## Given instruction:
Work through the material below line by line and say how many lines include the word "Graphic". Only the number, please.

## Data excerpts:

**********

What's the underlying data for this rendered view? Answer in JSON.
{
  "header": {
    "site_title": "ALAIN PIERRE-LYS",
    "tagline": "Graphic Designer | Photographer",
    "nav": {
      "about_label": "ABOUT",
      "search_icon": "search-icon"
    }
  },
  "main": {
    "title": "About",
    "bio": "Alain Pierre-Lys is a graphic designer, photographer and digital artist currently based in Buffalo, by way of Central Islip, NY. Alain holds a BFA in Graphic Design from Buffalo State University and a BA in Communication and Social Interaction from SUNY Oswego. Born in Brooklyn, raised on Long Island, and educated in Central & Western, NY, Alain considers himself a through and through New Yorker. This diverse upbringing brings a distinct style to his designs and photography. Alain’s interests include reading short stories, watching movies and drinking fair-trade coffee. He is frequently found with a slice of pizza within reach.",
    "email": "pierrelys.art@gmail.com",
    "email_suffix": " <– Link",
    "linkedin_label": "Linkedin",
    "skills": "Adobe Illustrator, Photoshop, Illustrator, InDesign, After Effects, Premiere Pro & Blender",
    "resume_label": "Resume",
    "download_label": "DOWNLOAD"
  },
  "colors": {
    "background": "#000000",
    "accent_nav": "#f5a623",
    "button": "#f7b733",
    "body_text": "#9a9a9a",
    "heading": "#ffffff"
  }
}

**********

## Exercise response:
2